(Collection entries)
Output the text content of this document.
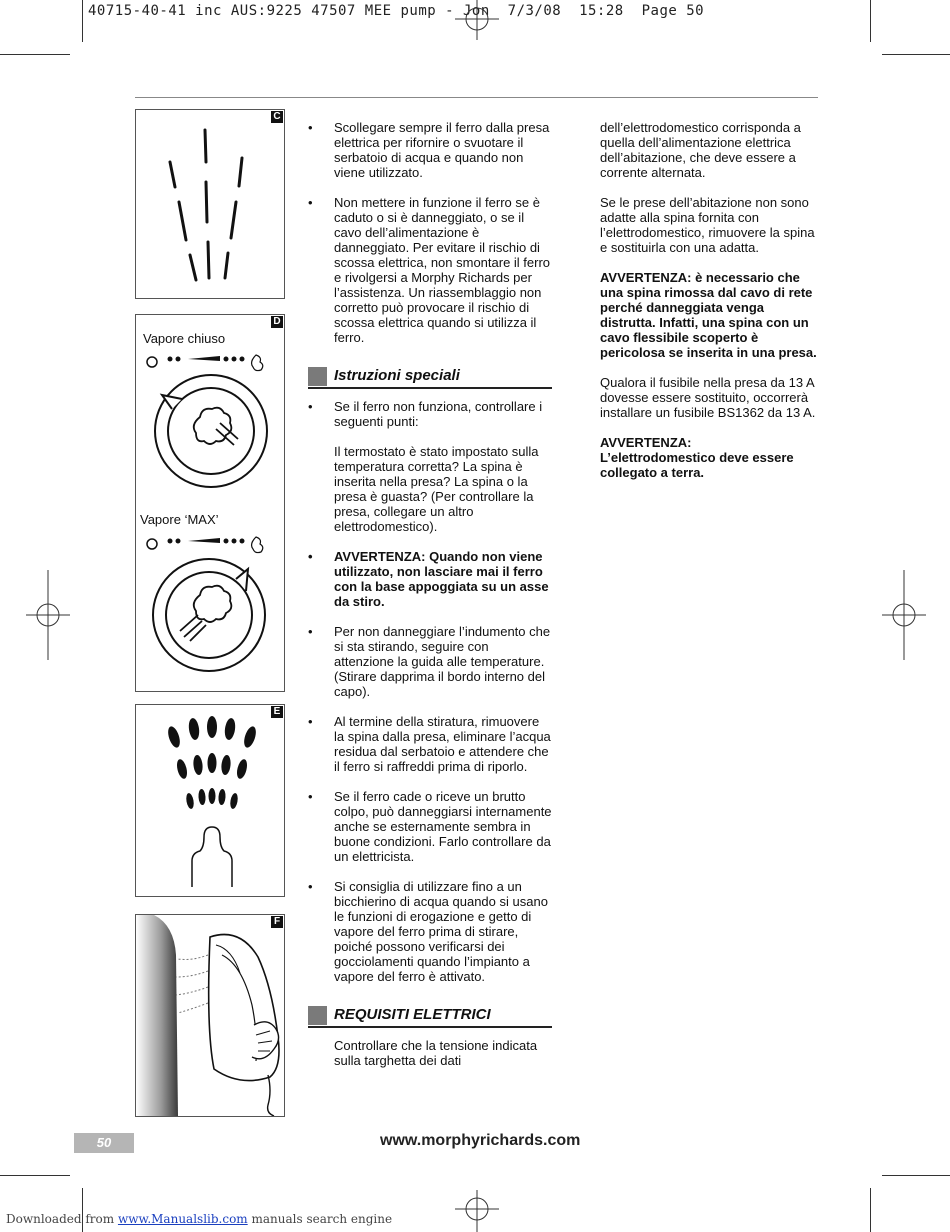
40715-40-41 inc AUS:9225 47507 MEE pump - Jon  7/3/08  15:28  Page 50
C
D
Vapore chiuso
Vapore ‘MAX’
E
F
• Scollegare sempre il ferro dalla presa elettrica per rifornire o svuotare il serbatoio di acqua e quando non viene utilizzato.
• Non mettere in funzione il ferro se è caduto o si è danneggiato, o se il cavo dell’alimentazione è danneggiato. Per evitare il rischio di scossa elettrica, non smontare il ferro e rivolgersi a Morphy Richards per l’assistenza. Un riassemblaggio non corretto può provocare il rischio di scossa elettrica quando si utilizza il ferro.
Istruzioni speciali
• Se il ferro non funziona, controllare i seguenti punti:
Il termostato è stato impostato sulla temperatura corretta? La spina è inserita nella presa? La spina o la presa è guasta? (Per controllare la presa, collegare un altro elettrodomestico).
• AVVERTENZA: Quando non viene utilizzato, non lasciare mai il ferro con la base appoggiata su un asse da stiro.
• Per non danneggiare l’indumento che si sta stirando, seguire con attenzione la guida alle temperature. (Stirare dapprima il bordo interno del capo).
• Al termine della stiratura, rimuovere la spina dalla presa, eliminare l’acqua residua dal serbatoio e attendere che il ferro si raffreddi prima di riporlo.
• Se il ferro cade o riceve un brutto colpo, può danneggiarsi internamente anche se esternamente sembra in buone condizioni. Farlo controllare da un elettricista.
• Si consiglia di utilizzare fino a un bicchierino di acqua quando si usano le funzioni di erogazione e getto di vapore del ferro prima di stirare, poiché possono verificarsi dei gocciolamenti quando l’impianto a vapore del ferro è attivato.
REQUISITI ELETTRICI
Controllare che la tensione indicata sulla targhetta dei dati
dell’elettrodomestico corrisponda a quella dell’alimentazione elettrica dell’abitazione, che deve essere a corrente alternata.
Se le prese dell’abitazione non sono adatte alla spina fornita con l’elettrodomestico, rimuovere la spina e sostituirla con una adatta.
AVVERTENZA: è necessario che una spina rimossa dal cavo di rete perché danneggiata venga distrutta. Infatti, una spina con un cavo flessibile scoperto è pericolosa se inserita in una presa.
Qualora il fusibile nella presa da 13 A dovesse essere sostituito, occorrerà installare un fusibile BS1362 da 13 A.
AVVERTENZA:
L’elettrodomestico deve essere collegato a terra.
50	www.morphyrichards.com
Downloaded from www.Manualslib.com manuals search engine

To be done
Are you able to set down all the lines above exactly, without any pictures?

Response
Output the text content of this document.
40715-40-41 inc AUS:9225 47507 MEE pump - Jon  7/3/08  15:28  Page 50
C
D
Vapore chiuso
Vapore ‘MAX’
E
F
• Scollegare sempre il ferro dalla presa elettrica per rifornire o svuotare il serbatoio di acqua e quando non viene utilizzato.
• Non mettere in funzione il ferro se è caduto o si è danneggiato, o se il cavo dell’alimentazione è danneggiato. Per evitare il rischio di scossa elettrica, non smontare il ferro e rivolgersi a Morphy Richards per l’assistenza. Un riassemblaggio non corretto può provocare il rischio di scossa elettrica quando si utilizza il ferro.
Istruzioni speciali
• Se il ferro non funziona, controllare i seguenti punti:
Il termostato è stato impostato sulla temperatura corretta? La spina è inserita nella presa? La spina o la presa è guasta? (Per controllare la presa, collegare un altro elettrodomestico).
• AVVERTENZA: Quando non viene utilizzato, non lasciare mai il ferro con la base appoggiata su un asse da stiro.
• Per non danneggiare l’indumento che si sta stirando, seguire con attenzione la guida alle temperature. (Stirare dapprima il bordo interno del capo).
• Al termine della stiratura, rimuovere la spina dalla presa, eliminare l’acqua residua dal serbatoio e attendere che il ferro si raffreddi prima di riporlo.
• Se il ferro cade o riceve un brutto colpo, può danneggiarsi internamente anche se esternamente sembra in buone condizioni. Farlo controllare da un elettricista.
• Si consiglia di utilizzare fino a un bicchierino di acqua quando si usano le funzioni di erogazione e getto di vapore del ferro prima di stirare, poiché possono verificarsi dei gocciolamenti quando l’impianto a vapore del ferro è attivato.
REQUISITI ELETTRICI
Controllare che la tensione indicata sulla targhetta dei dati
dell’elettrodomestico corrisponda a quella dell’alimentazione elettrica dell’abitazione, che deve essere a corrente alternata.
Se le prese dell’abitazione non sono adatte alla spina fornita con l’elettrodomestico, rimuovere la spina e sostituirla con una adatta.
AVVERTENZA: è necessario che una spina rimossa dal cavo di rete perché danneggiata venga distrutta. Infatti, una spina con un cavo flessibile scoperto è pericolosa se inserita in una presa.
Qualora il fusibile nella presa da 13 A dovesse essere sostituito, occorrerà installare un fusibile BS1362 da 13 A.
AVVERTENZA:
L’elettrodomestico deve essere collegato a terra.
50	www.morphyrichards.com
Downloaded from www.Manualslib.com manuals search engine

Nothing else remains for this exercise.